## Goal
From the entries that follow, pick out all lines holding "Micro".
......
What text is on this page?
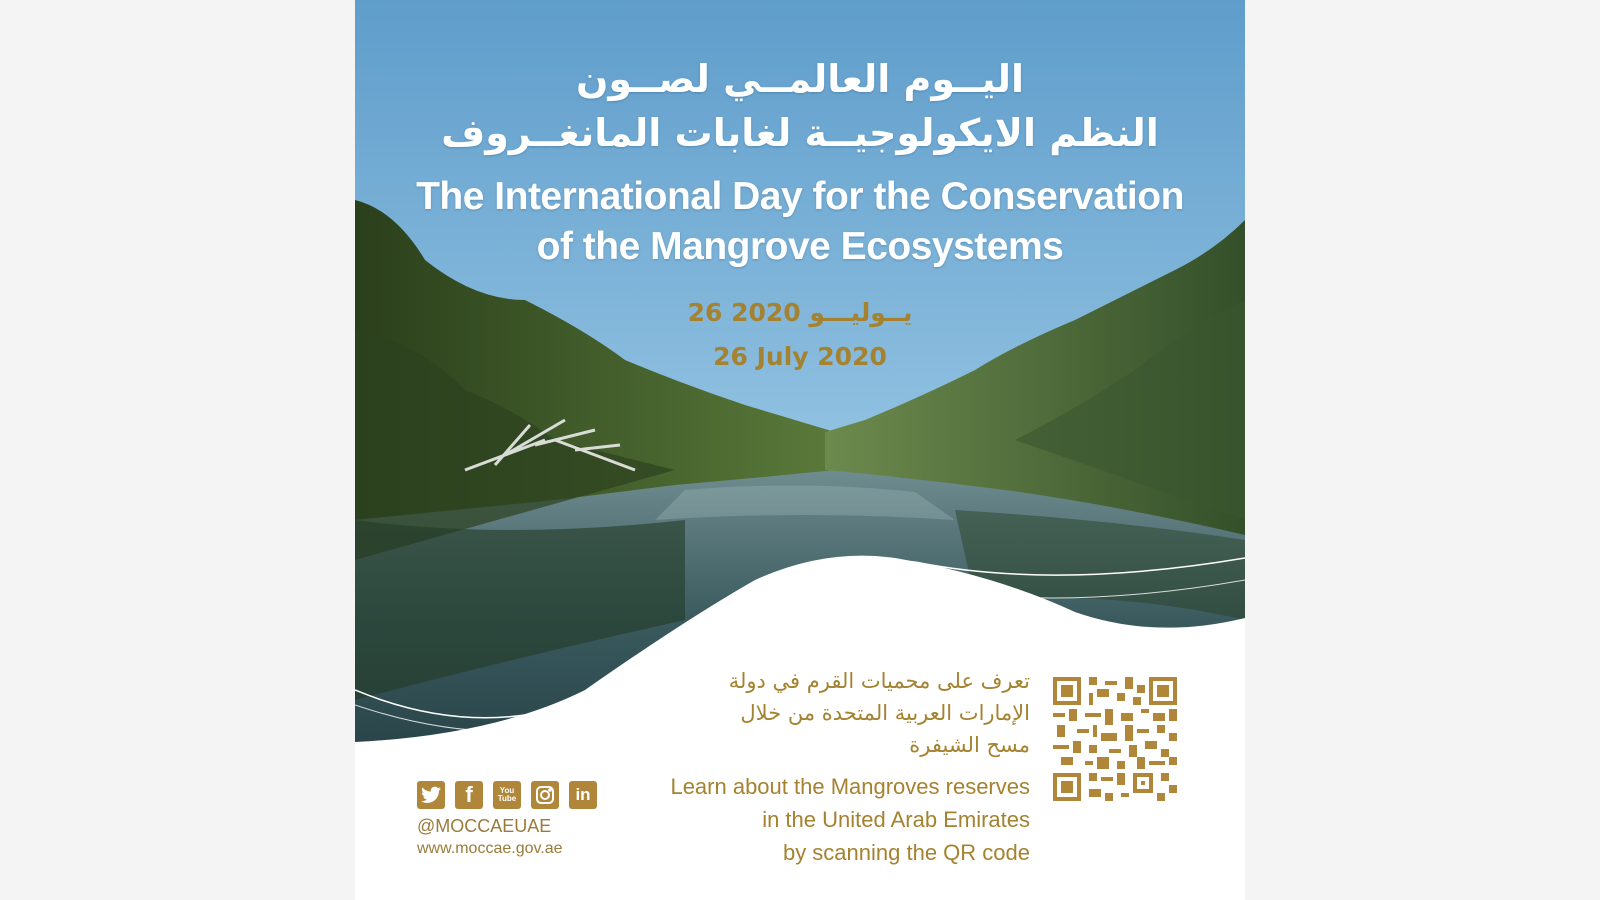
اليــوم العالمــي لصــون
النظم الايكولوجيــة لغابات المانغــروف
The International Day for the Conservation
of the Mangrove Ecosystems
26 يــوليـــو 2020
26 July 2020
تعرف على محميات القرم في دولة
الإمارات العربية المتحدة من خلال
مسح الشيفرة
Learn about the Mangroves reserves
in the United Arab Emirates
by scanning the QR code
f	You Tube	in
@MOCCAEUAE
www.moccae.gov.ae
......
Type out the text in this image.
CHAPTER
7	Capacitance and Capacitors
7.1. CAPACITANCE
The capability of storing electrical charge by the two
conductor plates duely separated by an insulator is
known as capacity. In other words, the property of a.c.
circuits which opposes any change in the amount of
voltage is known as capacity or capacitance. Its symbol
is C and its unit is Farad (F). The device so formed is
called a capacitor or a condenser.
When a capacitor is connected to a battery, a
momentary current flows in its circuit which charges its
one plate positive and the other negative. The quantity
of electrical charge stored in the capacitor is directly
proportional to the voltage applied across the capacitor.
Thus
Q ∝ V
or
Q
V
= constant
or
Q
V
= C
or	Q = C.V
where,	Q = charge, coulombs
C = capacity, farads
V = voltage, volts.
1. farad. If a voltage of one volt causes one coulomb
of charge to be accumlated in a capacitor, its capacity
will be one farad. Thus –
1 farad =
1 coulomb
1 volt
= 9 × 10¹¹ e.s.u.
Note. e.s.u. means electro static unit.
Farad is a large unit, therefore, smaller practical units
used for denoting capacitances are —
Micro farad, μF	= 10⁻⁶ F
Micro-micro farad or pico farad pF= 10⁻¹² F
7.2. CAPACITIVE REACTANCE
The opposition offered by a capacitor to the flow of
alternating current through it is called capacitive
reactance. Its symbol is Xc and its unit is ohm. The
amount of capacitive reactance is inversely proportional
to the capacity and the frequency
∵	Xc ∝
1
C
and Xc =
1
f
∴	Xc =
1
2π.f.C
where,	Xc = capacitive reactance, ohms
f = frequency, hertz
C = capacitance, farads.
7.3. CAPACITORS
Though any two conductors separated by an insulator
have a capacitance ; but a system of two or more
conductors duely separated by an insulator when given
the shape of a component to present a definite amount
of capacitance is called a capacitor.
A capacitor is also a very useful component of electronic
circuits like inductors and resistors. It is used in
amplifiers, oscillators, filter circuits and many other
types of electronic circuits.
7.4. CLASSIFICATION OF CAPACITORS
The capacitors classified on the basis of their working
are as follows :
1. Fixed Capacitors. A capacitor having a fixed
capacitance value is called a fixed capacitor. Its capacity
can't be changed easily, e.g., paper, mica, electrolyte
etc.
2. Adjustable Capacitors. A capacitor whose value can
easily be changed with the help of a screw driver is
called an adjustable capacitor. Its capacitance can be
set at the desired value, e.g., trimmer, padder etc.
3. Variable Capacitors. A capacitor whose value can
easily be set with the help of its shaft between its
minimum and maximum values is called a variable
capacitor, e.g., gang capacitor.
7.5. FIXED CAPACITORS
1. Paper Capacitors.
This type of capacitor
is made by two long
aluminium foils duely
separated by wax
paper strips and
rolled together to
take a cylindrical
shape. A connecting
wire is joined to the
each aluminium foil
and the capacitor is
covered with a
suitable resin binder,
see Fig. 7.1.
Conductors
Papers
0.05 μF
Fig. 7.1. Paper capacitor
......
## The response
Micro farad, μF	= 10⁻⁶ F
Micro-micro farad or pico farad pF= 10⁻¹² F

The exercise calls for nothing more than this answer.